> [Exercise task]: Pull out every line from the listing that has the word "Lighting".

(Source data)
==*==
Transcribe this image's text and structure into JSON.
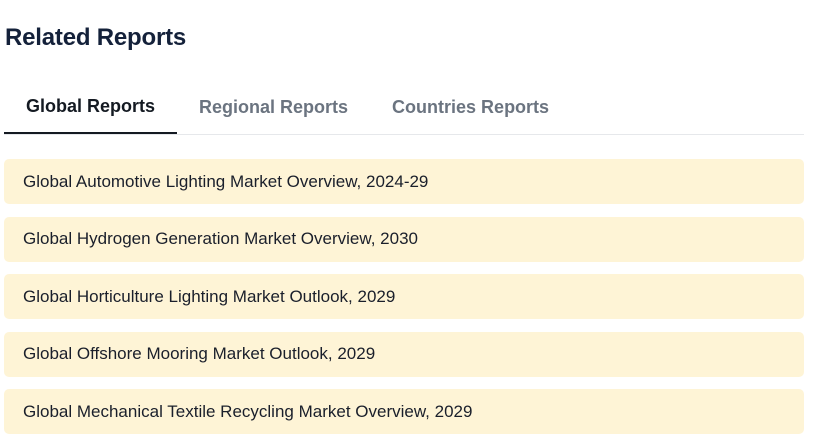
{
  "section": {
    "title": "Related Reports"
  },
  "tabs": [
    {
      "label": "Global Reports",
      "active": true
    },
    {
      "label": "Regional Reports",
      "active": false
    },
    {
      "label": "Countries Reports",
      "active": false
    }
  ],
  "reports": [
    {
      "title": "Global Automotive Lighting Market Overview, 2024-29"
    },
    {
      "title": "Global Hydrogen Generation Market Overview, 2030"
    },
    {
      "title": "Global Horticulture Lighting Market Outlook, 2029"
    },
    {
      "title": "Global Offshore Mooring Market Outlook, 2029"
    },
    {
      "title": "Global Mechanical Textile Recycling Market Overview, 2029"
    }
  ],
  "colors": {
    "item_background": "#fef4d6",
    "active_tab": "#141a22",
    "inactive_tab": "#6b7480"
  }
}
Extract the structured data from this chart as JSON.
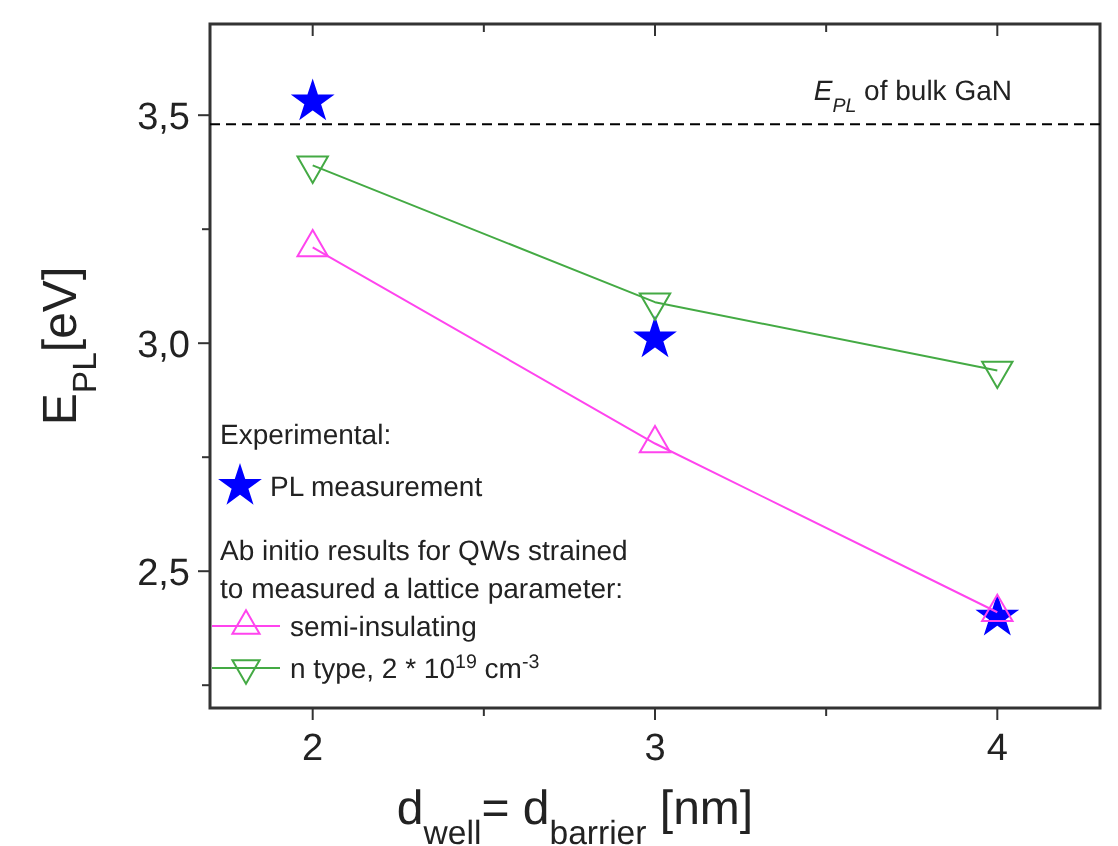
{
  "chart_data": {
    "type": "line",
    "xlabel": "d$_{well}$= d$_{barrier}$ [nm]",
    "ylabel": "E$_{PL}$[eV]",
    "x": [
      2,
      3,
      4
    ],
    "xlim": [
      1.7,
      4.3
    ],
    "xticks": [
      2,
      {
        "value": 2.5,
        "label": null
      },
      3,
      {
        "value": 3.5,
        "label": null
      },
      4
    ],
    "ylim": [
      2.2,
      3.7
    ],
    "yticks": [
      {
        "value": 2.25,
        "label": null
      },
      {
        "value": 2.5,
        "label": "2,5"
      },
      {
        "value": 2.75,
        "label": null
      },
      {
        "value": 3.0,
        "label": "3,0"
      },
      {
        "value": 3.25,
        "label": null
      },
      {
        "value": 3.5,
        "label": "3,5"
      }
    ],
    "series": [
      {
        "name": "PL measurement",
        "type": "scatter",
        "marker": "star",
        "color": "#0000ff",
        "values": [
          3.53,
          3.01,
          2.4
        ]
      },
      {
        "name": "semi-insulating",
        "type": "line",
        "marker": "triangle",
        "color": "#ff44ee",
        "values": [
          3.21,
          2.78,
          2.41
        ]
      },
      {
        "name": "n type, 2 * 10$^{19}$ cm$^{-3}$",
        "type": "line",
        "marker": "triangle-down",
        "color": "#44aa44",
        "values": [
          3.39,
          3.09,
          2.94
        ]
      }
    ],
    "ref_lines": [
      {
        "axis": "y",
        "value": 3.48,
        "label": "E$_{PL}$ of bulk GaN",
        "line_style": "dashed",
        "color": "#000000"
      }
    ],
    "legend": "bottom left",
    "legend_title": "Experimental:",
    "annotations": [
      "Ab initio results for QWs strained to measured a lattice parameter:"
    ],
    "grid": false
  }
}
==*==
> [Answer to this exercise]:
      "title": "Global Automotive Lighting Market Overview, 2024-29"
      "title": "Global Horticulture Lighting Market Outlook, 2029"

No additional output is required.